## Short exercise
Provide the data again in its entirety, exactly as given.

## Material for this task
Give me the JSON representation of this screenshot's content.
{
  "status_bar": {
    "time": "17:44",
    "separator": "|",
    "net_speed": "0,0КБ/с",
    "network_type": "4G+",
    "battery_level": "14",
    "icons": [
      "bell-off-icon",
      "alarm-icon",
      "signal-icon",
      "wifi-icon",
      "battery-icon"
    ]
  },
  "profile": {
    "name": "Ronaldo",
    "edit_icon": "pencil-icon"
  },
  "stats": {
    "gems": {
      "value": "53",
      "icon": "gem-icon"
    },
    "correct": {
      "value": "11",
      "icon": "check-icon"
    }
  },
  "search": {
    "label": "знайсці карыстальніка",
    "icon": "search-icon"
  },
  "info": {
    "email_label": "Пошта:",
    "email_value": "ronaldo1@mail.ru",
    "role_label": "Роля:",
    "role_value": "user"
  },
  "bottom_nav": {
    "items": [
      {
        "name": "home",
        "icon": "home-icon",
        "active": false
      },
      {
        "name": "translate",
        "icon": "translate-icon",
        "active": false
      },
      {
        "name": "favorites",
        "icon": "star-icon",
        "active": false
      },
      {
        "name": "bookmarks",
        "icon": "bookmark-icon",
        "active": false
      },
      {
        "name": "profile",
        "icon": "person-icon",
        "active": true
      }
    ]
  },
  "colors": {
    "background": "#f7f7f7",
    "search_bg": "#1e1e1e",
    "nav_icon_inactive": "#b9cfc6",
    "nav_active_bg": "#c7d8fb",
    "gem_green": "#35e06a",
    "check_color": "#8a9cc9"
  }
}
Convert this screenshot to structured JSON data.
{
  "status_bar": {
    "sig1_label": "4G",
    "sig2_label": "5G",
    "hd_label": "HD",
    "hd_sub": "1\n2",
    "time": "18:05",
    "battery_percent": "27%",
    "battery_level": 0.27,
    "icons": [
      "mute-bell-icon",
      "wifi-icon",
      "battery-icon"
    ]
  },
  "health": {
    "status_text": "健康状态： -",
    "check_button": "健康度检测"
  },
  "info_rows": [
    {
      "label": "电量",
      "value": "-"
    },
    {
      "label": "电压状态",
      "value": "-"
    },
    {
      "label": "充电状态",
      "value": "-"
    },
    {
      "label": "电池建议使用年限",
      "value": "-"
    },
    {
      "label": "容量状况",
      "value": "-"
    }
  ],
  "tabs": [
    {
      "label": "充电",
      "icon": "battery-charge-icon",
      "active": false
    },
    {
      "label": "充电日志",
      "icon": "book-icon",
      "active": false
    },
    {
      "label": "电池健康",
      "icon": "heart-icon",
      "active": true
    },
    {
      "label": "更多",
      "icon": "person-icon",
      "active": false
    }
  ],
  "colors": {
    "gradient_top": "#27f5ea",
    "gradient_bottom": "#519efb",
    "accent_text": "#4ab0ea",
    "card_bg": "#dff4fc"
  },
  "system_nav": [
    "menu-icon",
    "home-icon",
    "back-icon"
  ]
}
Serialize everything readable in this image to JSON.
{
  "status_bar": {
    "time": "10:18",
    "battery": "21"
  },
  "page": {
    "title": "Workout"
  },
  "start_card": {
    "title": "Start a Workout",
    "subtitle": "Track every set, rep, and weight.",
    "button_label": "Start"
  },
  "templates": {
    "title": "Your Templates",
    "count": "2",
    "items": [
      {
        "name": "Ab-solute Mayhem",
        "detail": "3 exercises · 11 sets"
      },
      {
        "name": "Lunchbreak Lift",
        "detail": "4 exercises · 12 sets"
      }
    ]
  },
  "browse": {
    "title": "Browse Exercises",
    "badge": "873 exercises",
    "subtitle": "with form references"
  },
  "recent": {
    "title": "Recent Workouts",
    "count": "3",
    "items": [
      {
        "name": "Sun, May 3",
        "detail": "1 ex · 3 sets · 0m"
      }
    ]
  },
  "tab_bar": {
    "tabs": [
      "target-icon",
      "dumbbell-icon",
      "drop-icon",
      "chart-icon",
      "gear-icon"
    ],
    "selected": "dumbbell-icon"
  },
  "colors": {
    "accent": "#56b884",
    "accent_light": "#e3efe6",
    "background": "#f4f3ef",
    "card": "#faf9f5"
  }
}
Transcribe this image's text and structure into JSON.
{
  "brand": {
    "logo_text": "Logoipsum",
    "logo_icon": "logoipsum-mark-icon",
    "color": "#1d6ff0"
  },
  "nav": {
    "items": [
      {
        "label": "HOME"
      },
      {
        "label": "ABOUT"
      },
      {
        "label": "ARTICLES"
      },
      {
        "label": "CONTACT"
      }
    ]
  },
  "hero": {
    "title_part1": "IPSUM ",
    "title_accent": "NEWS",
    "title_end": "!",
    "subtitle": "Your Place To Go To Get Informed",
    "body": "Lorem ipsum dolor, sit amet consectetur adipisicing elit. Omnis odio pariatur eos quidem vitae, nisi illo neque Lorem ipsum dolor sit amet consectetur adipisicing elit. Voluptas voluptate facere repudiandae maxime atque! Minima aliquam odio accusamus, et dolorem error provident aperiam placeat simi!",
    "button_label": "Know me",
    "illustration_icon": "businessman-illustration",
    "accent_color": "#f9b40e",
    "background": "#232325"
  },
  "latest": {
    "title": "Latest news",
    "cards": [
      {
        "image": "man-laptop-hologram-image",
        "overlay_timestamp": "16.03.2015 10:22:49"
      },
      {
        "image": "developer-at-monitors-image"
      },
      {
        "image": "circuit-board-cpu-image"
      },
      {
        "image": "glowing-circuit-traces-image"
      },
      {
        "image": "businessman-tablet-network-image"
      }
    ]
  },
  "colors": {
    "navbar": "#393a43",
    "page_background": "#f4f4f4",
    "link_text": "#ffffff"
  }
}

## Answer to the exercise
Give me the JSON representation of this screenshot's content.
{
  "status_bar": {
    "time": "17:44",
    "separator": "|",
    "net_speed": "0,0КБ/с",
    "network_type": "4G+",
    "battery_level": "14",
    "icons": [
      "bell-off-icon",
      "alarm-icon",
      "signal-icon",
      "wifi-icon",
      "battery-icon"
    ]
  },
  "profile": {
    "name": "Ronaldo",
    "edit_icon": "pencil-icon"
  },
  "stats": {
    "gems": {
      "value": "53",
      "icon": "gem-icon"
    },
    "correct": {
      "value": "11",
      "icon": "check-icon"
    }
  },
  "search": {
    "label": "знайсці карыстальніка",
    "icon": "search-icon"
  },
  "info": {
    "email_label": "Пошта:",
    "email_value": "ronaldo1@mail.ru",
    "role_label": "Роля:",
    "role_value": "user"
  },
  "bottom_nav": {
    "items": [
      {
        "name": "home",
        "icon": "home-icon",
        "active": false
      },
      {
        "name": "translate",
        "icon": "translate-icon",
        "active": false
      },
      {
        "name": "favorites",
        "icon": "star-icon",
        "active": false
      },
      {
        "name": "bookmarks",
        "icon": "bookmark-icon",
        "active": false
      },
      {
        "name": "profile",
        "icon": "person-icon",
        "active": true
      }
    ]
  },
  "colors": {
    "background": "#f7f7f7",
    "search_bg": "#1e1e1e",
    "nav_icon_inactive": "#b9cfc6",
    "nav_active_bg": "#c7d8fb",
    "gem_green": "#35e06a",
    "check_color": "#8a9cc9"
  }
}
Convert this screenshot to structured JSON data.
{
  "status_bar": {
    "sig1_label": "4G",
    "sig2_label": "5G",
    "hd_label": "HD",
    "hd_sub": "1\n2",
    "time": "18:05",
    "battery_percent": "27%",
    "battery_level": 0.27,
    "icons": [
      "mute-bell-icon",
      "wifi-icon",
      "battery-icon"
    ]
  },
  "health": {
    "status_text": "健康状态： -",
    "check_button": "健康度检测"
  },
  "info_rows": [
    {
      "label": "电量",
      "value": "-"
    },
    {
      "label": "电压状态",
      "value": "-"
    },
    {
      "label": "充电状态",
      "value": "-"
    },
    {
      "label": "电池建议使用年限",
      "value": "-"
    },
    {
      "label": "容量状况",
      "value": "-"
    }
  ],
  "tabs": [
    {
      "label": "充电",
      "icon": "battery-charge-icon",
      "active": false
    },
    {
      "label": "充电日志",
      "icon": "book-icon",
      "active": false
    },
    {
      "label": "电池健康",
      "icon": "heart-icon",
      "active": true
    },
    {
      "label": "更多",
      "icon": "person-icon",
      "active": false
    }
  ],
  "colors": {
    "gradient_top": "#27f5ea",
    "gradient_bottom": "#519efb",
    "accent_text": "#4ab0ea",
    "card_bg": "#dff4fc"
  },
  "system_nav": [
    "menu-icon",
    "home-icon",
    "back-icon"
  ]
}
Serialize everything readable in this image to JSON.
{
  "status_bar": {
    "time": "10:18",
    "battery": "21"
  },
  "page": {
    "title": "Workout"
  },
  "start_card": {
    "title": "Start a Workout",
    "subtitle": "Track every set, rep, and weight.",
    "button_label": "Start"
  },
  "templates": {
    "title": "Your Templates",
    "count": "2",
    "items": [
      {
        "name": "Ab-solute Mayhem",
        "detail": "3 exercises · 11 sets"
      },
      {
        "name": "Lunchbreak Lift",
        "detail": "4 exercises · 12 sets"
      }
    ]
  },
  "browse": {
    "title": "Browse Exercises",
    "badge": "873 exercises",
    "subtitle": "with form references"
  },
  "recent": {
    "title": "Recent Workouts",
    "count": "3",
    "items": [
      {
        "name": "Sun, May 3",
        "detail": "1 ex · 3 sets · 0m"
      }
    ]
  },
  "tab_bar": {
    "tabs": [
      "target-icon",
      "dumbbell-icon",
      "drop-icon",
      "chart-icon",
      "gear-icon"
    ],
    "selected": "dumbbell-icon"
  },
  "colors": {
    "accent": "#56b884",
    "accent_light": "#e3efe6",
    "background": "#f4f3ef",
    "card": "#faf9f5"
  }
}
Transcribe this image's text and structure into JSON.
{
  "brand": {
    "logo_text": "Logoipsum",
    "logo_icon": "logoipsum-mark-icon",
    "color": "#1d6ff0"
  },
  "nav": {
    "items": [
      {
        "label": "HOME"
      },
      {
        "label": "ABOUT"
      },
      {
        "label": "ARTICLES"
      },
      {
        "label": "CONTACT"
      }
    ]
  },
  "hero": {
    "title_part1": "IPSUM ",
    "title_accent": "NEWS",
    "title_end": "!",
    "subtitle": "Your Place To Go To Get Informed",
    "body": "Lorem ipsum dolor, sit amet consectetur adipisicing elit. Omnis odio pariatur eos quidem vitae, nisi illo neque Lorem ipsum dolor sit amet consectetur adipisicing elit. Voluptas voluptate facere repudiandae maxime atque! Minima aliquam odio accusamus, et dolorem error provident aperiam placeat simi!",
    "button_label": "Know me",
    "illustration_icon": "businessman-illustration",
    "accent_color": "#f9b40e",
    "background": "#232325"
  },
  "latest": {
    "title": "Latest news",
    "cards": [
      {
        "image": "man-laptop-hologram-image",
        "overlay_timestamp": "16.03.2015 10:22:49"
      },
      {
        "image": "developer-at-monitors-image"
      },
      {
        "image": "circuit-board-cpu-image"
      },
      {
        "image": "glowing-circuit-traces-image"
      },
      {
        "image": "businessman-tablet-network-image"
      }
    ]
  },
  "colors": {
    "navbar": "#393a43",
    "page_background": "#f4f4f4",
    "link_text": "#ffffff"
  }
}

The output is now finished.